start DATA SHOWN

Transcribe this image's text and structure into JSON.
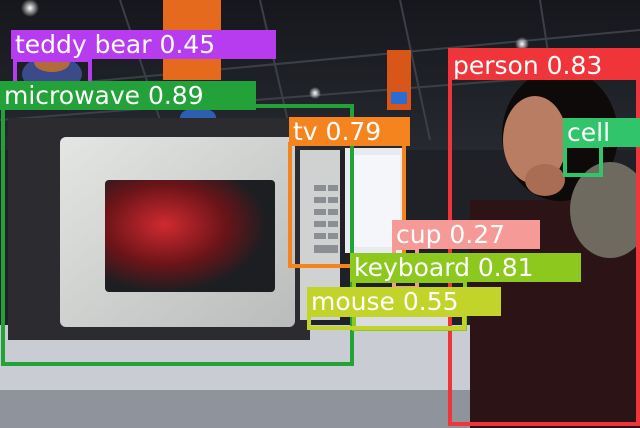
{
  "image": {
    "description_role": "photograph with object-detection overlay",
    "detections": [
      {
        "id": "teddy-bear",
        "label": "teddy bear 0.45",
        "color": "#b73cf0"
      },
      {
        "id": "microwave",
        "label": "microwave 0.89",
        "color": "#22a238"
      },
      {
        "id": "tv",
        "label": "tv 0.79",
        "color": "#f5841f"
      },
      {
        "id": "person",
        "label": "person 0.83",
        "color": "#f0353a"
      },
      {
        "id": "cell",
        "label": "cell",
        "color": "#31c46a"
      },
      {
        "id": "cup",
        "label": "cup 0.27",
        "color": "#f59a96"
      },
      {
        "id": "keyboard",
        "label": "keyboard 0.81",
        "color": "#8cc81e"
      },
      {
        "id": "mouse",
        "label": "mouse 0.55",
        "color": "#c2d42a"
      }
    ],
    "palette": {
      "microwave_body": "#2c2c30",
      "microwave_door": "#d6d8d6",
      "microwave_window": "#1c1e22",
      "window_glow": "#b0242a",
      "ceiling": "#1a1c22",
      "table": "#cfd3d8",
      "jacket": "#2c1416",
      "skin": "#b87d62"
    }
  }
}
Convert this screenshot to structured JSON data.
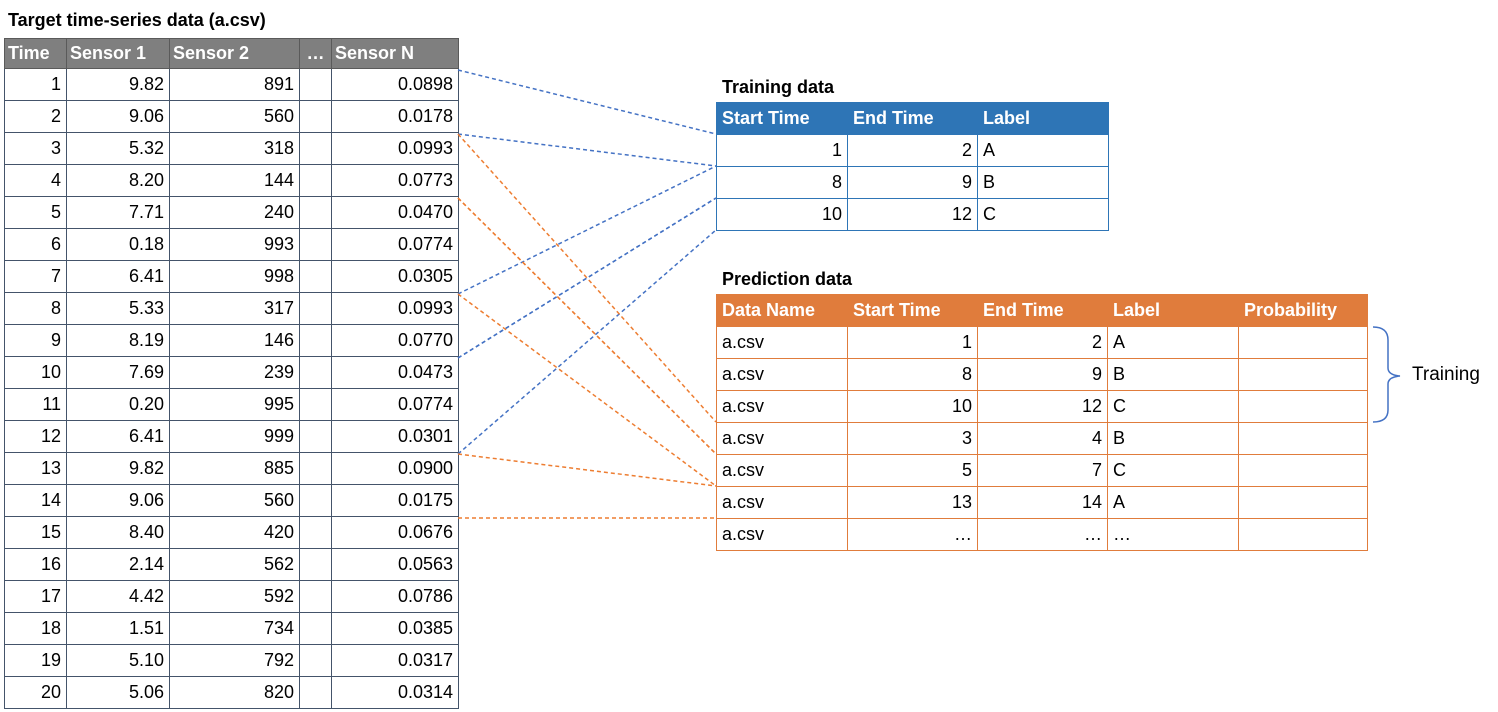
{
  "target": {
    "title": "Target time-series data (a.csv)",
    "headers": [
      "Time",
      "Sensor 1",
      "Sensor 2",
      "…",
      "Sensor N"
    ],
    "rows": [
      [
        "1",
        "9.82",
        "891",
        "",
        "0.0898"
      ],
      [
        "2",
        "9.06",
        "560",
        "",
        "0.0178"
      ],
      [
        "3",
        "5.32",
        "318",
        "",
        "0.0993"
      ],
      [
        "4",
        "8.20",
        "144",
        "",
        "0.0773"
      ],
      [
        "5",
        "7.71",
        "240",
        "",
        "0.0470"
      ],
      [
        "6",
        "0.18",
        "993",
        "",
        "0.0774"
      ],
      [
        "7",
        "6.41",
        "998",
        "",
        "0.0305"
      ],
      [
        "8",
        "5.33",
        "317",
        "",
        "0.0993"
      ],
      [
        "9",
        "8.19",
        "146",
        "",
        "0.0770"
      ],
      [
        "10",
        "7.69",
        "239",
        "",
        "0.0473"
      ],
      [
        "11",
        "0.20",
        "995",
        "",
        "0.0774"
      ],
      [
        "12",
        "6.41",
        "999",
        "",
        "0.0301"
      ],
      [
        "13",
        "9.82",
        "885",
        "",
        "0.0900"
      ],
      [
        "14",
        "9.06",
        "560",
        "",
        "0.0175"
      ],
      [
        "15",
        "8.40",
        "420",
        "",
        "0.0676"
      ],
      [
        "16",
        "2.14",
        "562",
        "",
        "0.0563"
      ],
      [
        "17",
        "4.42",
        "592",
        "",
        "0.0786"
      ],
      [
        "18",
        "1.51",
        "734",
        "",
        "0.0385"
      ],
      [
        "19",
        "5.10",
        "792",
        "",
        "0.0317"
      ],
      [
        "20",
        "5.06",
        "820",
        "",
        "0.0314"
      ]
    ]
  },
  "training": {
    "title": "Training data",
    "headers": [
      "Start Time",
      "End Time",
      "Label"
    ],
    "rows": [
      [
        "1",
        "2",
        "A"
      ],
      [
        "8",
        "9",
        "B"
      ],
      [
        "10",
        "12",
        "C"
      ]
    ]
  },
  "prediction": {
    "title": "Prediction data",
    "headers": [
      "Data Name",
      "Start Time",
      "End Time",
      "Label",
      "Probability"
    ],
    "rows": [
      [
        "a.csv",
        "1",
        "2",
        "A",
        ""
      ],
      [
        "a.csv",
        "8",
        "9",
        "B",
        ""
      ],
      [
        "a.csv",
        "10",
        "12",
        "C",
        ""
      ],
      [
        "a.csv",
        "3",
        "4",
        "B",
        ""
      ],
      [
        "a.csv",
        "5",
        "7",
        "C",
        ""
      ],
      [
        "a.csv",
        "13",
        "14",
        "A",
        ""
      ],
      [
        "a.csv",
        "…",
        "…",
        "…",
        ""
      ]
    ]
  },
  "brace": {
    "label": "Training"
  },
  "colors": {
    "target_header": "#7f7f7f",
    "training": "#2e75b6",
    "prediction": "#e07c3c",
    "blue_link": "#4472c4",
    "orange_link": "#ed7d31"
  }
}
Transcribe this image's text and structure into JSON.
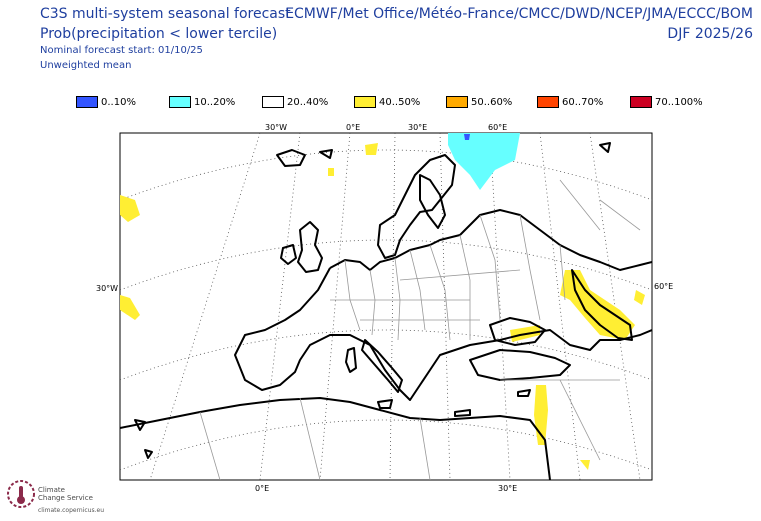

end DATA SHOWN

EXERCISE DESCRIPTION
Repeat the material above verbatim, with no pictures in the output.

TASK RESULT
Transcribe this image's text and structure into JSON.
{
  "image": {
    "description_role": "photograph with object-detection overlay",
    "detections": [
      {
        "id": "teddy-bear",
        "label": "teddy bear 0.45",
        "color": "#b73cf0"
      },
      {
        "id": "microwave",
        "label": "microwave 0.89",
        "color": "#22a238"
      },
      {
        "id": "tv",
        "label": "tv 0.79",
        "color": "#f5841f"
      },
      {
        "id": "person",
        "label": "person 0.83",
        "color": "#f0353a"
      },
      {
        "id": "cell",
        "label": "cell",
        "color": "#31c46a"
      },
      {
        "id": "cup",
        "label": "cup 0.27",
        "color": "#f59a96"
      },
      {
        "id": "keyboard",
        "label": "keyboard 0.81",
        "color": "#8cc81e"
      },
      {
        "id": "mouse",
        "label": "mouse 0.55",
        "color": "#c2d42a"
      }
    ],
    "palette": {
      "microwave_body": "#2c2c30",
      "microwave_door": "#d6d8d6",
      "microwave_window": "#1c1e22",
      "window_glow": "#b0242a",
      "ceiling": "#1a1c22",
      "table": "#cfd3d8",
      "jacket": "#2c1416",
      "skin": "#b87d62"
    }
  }
}
Convert this screenshot to structured JSON data.
{
  "target": {
    "title": "Target time-series data (a.csv)",
    "headers": [
      "Time",
      "Sensor 1",
      "Sensor 2",
      "…",
      "Sensor N"
    ],
    "rows": [
      [
        "1",
        "9.82",
        "891",
        "",
        "0.0898"
      ],
      [
        "2",
        "9.06",
        "560",
        "",
        "0.0178"
      ],
      [
        "3",
        "5.32",
        "318",
        "",
        "0.0993"
      ],
      [
        "4",
        "8.20",
        "144",
        "",
        "0.0773"
      ],
      [
        "5",
        "7.71",
        "240",
        "",
        "0.0470"
      ],
      [
        "6",
        "0.18",
        "993",
        "",
        "0.0774"
      ],
      [
        "7",
        "6.41",
        "998",
        "",
        "0.0305"
      ],
      [
        "8",
        "5.33",
        "317",
        "",
        "0.0993"
      ],
      [
        "9",
        "8.19",
        "146",
        "",
        "0.0770"
      ],
      [
        "10",
        "7.69",
        "239",
        "",
        "0.0473"
      ],
      [
        "11",
        "0.20",
        "995",
        "",
        "0.0774"
      ],
      [
        "12",
        "6.41",
        "999",
        "",
        "0.0301"
      ],
      [
        "13",
        "9.82",
        "885",
        "",
        "0.0900"
      ],
      [
        "14",
        "9.06",
        "560",
        "",
        "0.0175"
      ],
      [
        "15",
        "8.40",
        "420",
        "",
        "0.0676"
      ],
      [
        "16",
        "2.14",
        "562",
        "",
        "0.0563"
      ],
      [
        "17",
        "4.42",
        "592",
        "",
        "0.0786"
      ],
      [
        "18",
        "1.51",
        "734",
        "",
        "0.0385"
      ],
      [
        "19",
        "5.10",
        "792",
        "",
        "0.0317"
      ],
      [
        "20",
        "5.06",
        "820",
        "",
        "0.0314"
      ]
    ]
  },
  "training": {
    "title": "Training data",
    "headers": [
      "Start Time",
      "End Time",
      "Label"
    ],
    "rows": [
      [
        "1",
        "2",
        "A"
      ],
      [
        "8",
        "9",
        "B"
      ],
      [
        "10",
        "12",
        "C"
      ]
    ]
  },
  "prediction": {
    "title": "Prediction data",
    "headers": [
      "Data Name",
      "Start Time",
      "End Time",
      "Label",
      "Probability"
    ],
    "rows": [
      [
        "a.csv",
        "1",
        "2",
        "A",
        ""
      ],
      [
        "a.csv",
        "8",
        "9",
        "B",
        ""
      ],
      [
        "a.csv",
        "10",
        "12",
        "C",
        ""
      ],
      [
        "a.csv",
        "3",
        "4",
        "B",
        ""
      ],
      [
        "a.csv",
        "5",
        "7",
        "C",
        ""
      ],
      [
        "a.csv",
        "13",
        "14",
        "A",
        ""
      ],
      [
        "a.csv",
        "…",
        "…",
        "…",
        ""
      ]
    ]
  },
  "brace": {
    "label": "Training"
  },
  "colors": {
    "target_header": "#7f7f7f",
    "training": "#2e75b6",
    "prediction": "#e07c3c",
    "blue_link": "#4472c4",
    "orange_link": "#ed7d31"
  }
}
Transcribe this image's text and structure into JSON.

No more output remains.